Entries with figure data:
..............................

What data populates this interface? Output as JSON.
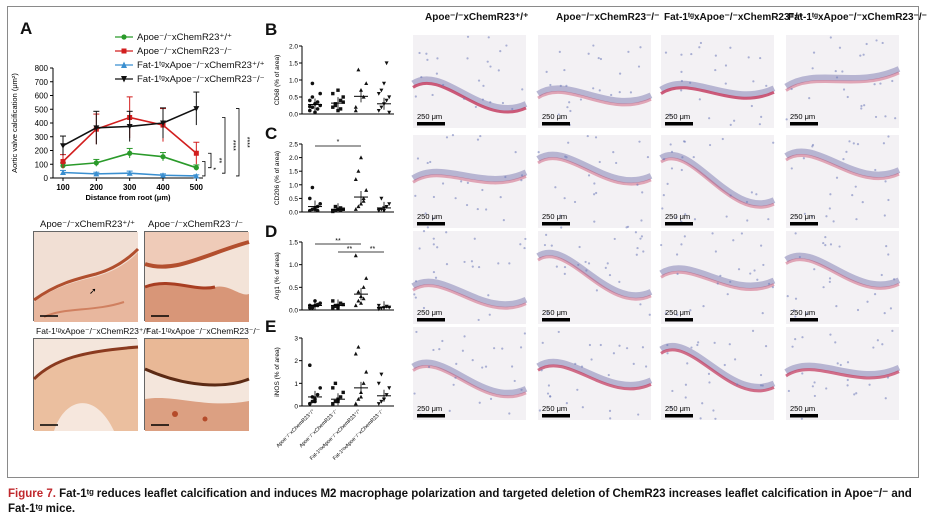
{
  "panels": {
    "a": "A",
    "b": "B",
    "c": "C",
    "d": "D",
    "e": "E"
  },
  "legend": [
    {
      "label": "Apoe⁻/⁻xChemR23⁺/⁺",
      "color": "#2a9a2a",
      "marker": "circle"
    },
    {
      "label": "Apoe⁻/⁻xChemR23⁻/⁻",
      "color": "#d21e1e",
      "marker": "square"
    },
    {
      "label": "Fat-1ᵗᵍxApoe⁻/⁻xChemR23⁺/⁺",
      "color": "#3a8fd0",
      "marker": "triangle"
    },
    {
      "label": "Fat-1ᵗᵍxApoe⁻/⁻xChemR23⁻/⁻",
      "color": "#111111",
      "marker": "triangle-down"
    }
  ],
  "chart_data": [
    {
      "type": "line",
      "panel": "A",
      "xlabel": "Distance from root (μm)",
      "ylabel": "Aortic valve calcification (μm²)",
      "x": [
        100,
        200,
        300,
        400,
        500
      ],
      "ylim": [
        0,
        800
      ],
      "yticks": [
        0,
        100,
        200,
        300,
        400,
        500,
        600,
        700,
        800
      ],
      "series": [
        {
          "name": "Apoe⁻/⁻xChemR23⁺/⁺",
          "color": "#2a9a2a",
          "values": [
            90,
            110,
            180,
            155,
            75
          ],
          "err": [
            20,
            25,
            35,
            30,
            20
          ]
        },
        {
          "name": "Apoe⁻/⁻xChemR23⁻/⁻",
          "color": "#d21e1e",
          "values": [
            120,
            355,
            440,
            385,
            180
          ],
          "err": [
            50,
            110,
            150,
            120,
            80
          ]
        },
        {
          "name": "Fat-1ᵗᵍxApoe⁻/⁻xChemR23⁺/⁺",
          "color": "#3a8fd0",
          "values": [
            40,
            30,
            35,
            20,
            15
          ],
          "err": [
            15,
            12,
            15,
            10,
            8
          ]
        },
        {
          "name": "Fat-1ᵗᵍxApoe⁻/⁻xChemR23⁻/⁻",
          "color": "#111111",
          "values": [
            235,
            365,
            375,
            400,
            505
          ],
          "err": [
            70,
            120,
            110,
            110,
            120
          ]
        }
      ],
      "significance": [
        "**",
        "****",
        "****",
        "*"
      ]
    },
    {
      "type": "scatter",
      "panel": "B",
      "ylabel": "CD68 (% of area)",
      "ylim": [
        0,
        2.0
      ],
      "yticks": [
        "0.0",
        "0.5",
        "1.0",
        "1.5",
        "2.0"
      ],
      "means": [
        0.28,
        0.32,
        0.52,
        0.3
      ],
      "sig": []
    },
    {
      "type": "scatter",
      "panel": "C",
      "ylabel": "CD206 (% of area)",
      "ylim": [
        0,
        2.5
      ],
      "yticks": [
        "0.0",
        "0.5",
        "1.0",
        "1.5",
        "2.0",
        "2.5"
      ],
      "means": [
        0.2,
        0.1,
        0.55,
        0.15
      ],
      "sig": [
        "*"
      ]
    },
    {
      "type": "scatter",
      "panel": "D",
      "ylabel": "Arg1 (% of area)",
      "ylim": [
        0,
        1.5
      ],
      "yticks": [
        "0.0",
        "0.5",
        "1.0",
        "1.5"
      ],
      "means": [
        0.1,
        0.1,
        0.35,
        0.06
      ],
      "sig": [
        "**",
        "**",
        "**"
      ]
    },
    {
      "type": "scatter",
      "panel": "E",
      "ylabel": "iNOS (% of area)",
      "ylim": [
        0,
        3
      ],
      "yticks": [
        "0",
        "1",
        "2",
        "3"
      ],
      "means": [
        0.4,
        0.3,
        0.8,
        0.45
      ],
      "sig": []
    }
  ],
  "x_categories": [
    "Apoe⁻/⁻xChemR23⁺/⁺",
    "Apoe⁻/⁻xChemR23⁻/⁻",
    "Fat-1ᵗᵍxApoe⁻/⁻xChemR23⁺/⁺",
    "Fat-1ᵗᵍxApoe⁻/⁻xChemR23⁻/⁻"
  ],
  "photo_labels": [
    "Apoe⁻/⁻xChemR23⁺/⁺",
    "Apoe⁻/⁻xChemR23⁻/⁻",
    "Fat-1ᵗᵍxApoe⁻/⁻xChemR23⁺/⁺",
    "Fat-1ᵗᵍxApoe⁻/⁻xChemR23⁻/⁻"
  ],
  "column_headers": [
    "Apoe⁻/⁻xChemR23⁺/⁺",
    "Apoe⁻/⁻xChemR23⁻/⁻",
    "Fat-1ᵗᵍxApoe⁻/⁻xChemR23⁺/⁺",
    "Fat-1ᵗᵍxApoe⁻/⁻xChemR23⁻/⁻"
  ],
  "scale_label": "250 μm",
  "caption": {
    "lead": "Figure 7.",
    "text": " Fat-1ᵗᵍ reduces leaflet calcification and induces M2 macrophage polarization and targeted deletion of ChemR23 increases leaflet calcification in Apoe⁻/⁻ and Fat-1ᵗᵍ mice."
  },
  "colors": {
    "accent": "#c0282d",
    "stain": "#c2345a",
    "hema": "#6b78b8"
  }
}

..............................

What you are asked to do → Scan the entries above. Copy each line that has the string "name".

Solution to the problem →
          "name": "Apoe⁻/⁻xChemR23⁺/⁺",
          "name": "Apoe⁻/⁻xChemR23⁻/⁻",
          "name": "Fat-1ᵗᵍxApoe⁻/⁻xChemR23⁺/⁺",
          "name": "Fat-1ᵗᵍxApoe⁻/⁻xChemR23⁻/⁻",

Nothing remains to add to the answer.